▶ **Directions for this task**
Could the lines from the one with "What's the underlying" through the end of the listing be restated exactly, with nothing else included?

▶ **Input rows**

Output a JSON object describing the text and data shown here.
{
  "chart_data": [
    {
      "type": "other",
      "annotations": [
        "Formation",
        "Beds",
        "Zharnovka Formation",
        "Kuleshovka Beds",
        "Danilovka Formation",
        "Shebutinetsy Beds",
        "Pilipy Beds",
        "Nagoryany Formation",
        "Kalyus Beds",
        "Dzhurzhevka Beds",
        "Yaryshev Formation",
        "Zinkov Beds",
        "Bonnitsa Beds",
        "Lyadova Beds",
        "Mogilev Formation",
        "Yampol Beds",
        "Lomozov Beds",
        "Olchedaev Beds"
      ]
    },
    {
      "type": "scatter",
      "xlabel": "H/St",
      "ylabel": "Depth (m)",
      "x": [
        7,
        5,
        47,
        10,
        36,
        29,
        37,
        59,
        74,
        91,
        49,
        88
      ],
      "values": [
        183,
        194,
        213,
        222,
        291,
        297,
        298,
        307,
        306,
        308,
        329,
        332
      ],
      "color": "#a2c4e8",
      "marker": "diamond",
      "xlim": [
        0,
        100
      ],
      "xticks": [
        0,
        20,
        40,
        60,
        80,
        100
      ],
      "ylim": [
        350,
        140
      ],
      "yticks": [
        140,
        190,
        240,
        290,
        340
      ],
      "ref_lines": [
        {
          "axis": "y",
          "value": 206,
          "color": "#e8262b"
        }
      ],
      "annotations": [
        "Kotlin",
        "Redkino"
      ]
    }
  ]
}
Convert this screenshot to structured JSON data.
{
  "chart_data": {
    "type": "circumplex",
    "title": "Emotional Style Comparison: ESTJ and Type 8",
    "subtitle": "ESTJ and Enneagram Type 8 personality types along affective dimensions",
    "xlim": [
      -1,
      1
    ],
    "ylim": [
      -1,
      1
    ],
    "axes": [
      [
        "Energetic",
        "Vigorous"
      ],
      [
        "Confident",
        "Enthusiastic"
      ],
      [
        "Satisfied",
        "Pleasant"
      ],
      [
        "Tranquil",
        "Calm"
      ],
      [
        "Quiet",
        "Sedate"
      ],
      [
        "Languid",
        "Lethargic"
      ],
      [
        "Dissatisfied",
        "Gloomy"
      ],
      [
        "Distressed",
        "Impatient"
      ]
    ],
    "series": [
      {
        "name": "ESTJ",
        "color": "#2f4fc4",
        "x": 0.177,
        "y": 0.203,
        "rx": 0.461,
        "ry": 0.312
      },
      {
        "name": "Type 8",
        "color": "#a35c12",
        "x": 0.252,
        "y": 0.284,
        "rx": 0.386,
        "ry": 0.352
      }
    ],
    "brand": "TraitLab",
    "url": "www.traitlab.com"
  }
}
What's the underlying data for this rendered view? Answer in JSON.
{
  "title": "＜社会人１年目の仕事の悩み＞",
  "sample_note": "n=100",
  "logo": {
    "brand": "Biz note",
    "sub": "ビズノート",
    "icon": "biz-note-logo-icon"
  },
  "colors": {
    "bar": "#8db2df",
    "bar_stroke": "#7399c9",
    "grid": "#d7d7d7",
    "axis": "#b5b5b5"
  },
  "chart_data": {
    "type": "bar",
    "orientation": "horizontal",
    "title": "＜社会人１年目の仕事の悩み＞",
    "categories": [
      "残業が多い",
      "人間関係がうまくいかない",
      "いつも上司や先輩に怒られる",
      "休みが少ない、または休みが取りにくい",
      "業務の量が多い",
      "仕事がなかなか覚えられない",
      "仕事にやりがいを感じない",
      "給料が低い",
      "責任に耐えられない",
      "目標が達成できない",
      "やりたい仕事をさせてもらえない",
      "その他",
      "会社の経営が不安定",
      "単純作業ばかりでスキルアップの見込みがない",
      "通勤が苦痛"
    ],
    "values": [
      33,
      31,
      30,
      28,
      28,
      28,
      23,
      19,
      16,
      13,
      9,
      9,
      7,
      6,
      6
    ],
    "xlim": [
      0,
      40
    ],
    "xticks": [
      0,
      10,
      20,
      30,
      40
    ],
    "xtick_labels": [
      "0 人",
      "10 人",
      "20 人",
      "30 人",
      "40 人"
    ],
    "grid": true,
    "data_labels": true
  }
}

▶ **Task result**
What's the underlying data for this rendered view? Answer in JSON.
{
  "title": "＜社会人１年目の仕事の悩み＞",
  "sample_note": "n=100",
  "logo": {
    "brand": "Biz note",
    "sub": "ビズノート",
    "icon": "biz-note-logo-icon"
  },
  "colors": {
    "bar": "#8db2df",
    "bar_stroke": "#7399c9",
    "grid": "#d7d7d7",
    "axis": "#b5b5b5"
  },
  "chart_data": {
    "type": "bar",
    "orientation": "horizontal",
    "title": "＜社会人１年目の仕事の悩み＞",
    "categories": [
      "残業が多い",
      "人間関係がうまくいかない",
      "いつも上司や先輩に怒られる",
      "休みが少ない、または休みが取りにくい",
      "業務の量が多い",
      "仕事がなかなか覚えられない",
      "仕事にやりがいを感じない",
      "給料が低い",
      "責任に耐えられない",
      "目標が達成できない",
      "やりたい仕事をさせてもらえない",
      "その他",
      "会社の経営が不安定",
      "単純作業ばかりでスキルアップの見込みがない",
      "通勤が苦痛"
    ],
    "values": [
      33,
      31,
      30,
      28,
      28,
      28,
      23,
      19,
      16,
      13,
      9,
      9,
      7,
      6,
      6
    ],
    "xlim": [
      0,
      40
    ],
    "xticks": [
      0,
      10,
      20,
      30,
      40
    ],
    "xtick_labels": [
      "0 人",
      "10 人",
      "20 人",
      "30 人",
      "40 人"
    ],
    "grid": true,
    "data_labels": true
  }
}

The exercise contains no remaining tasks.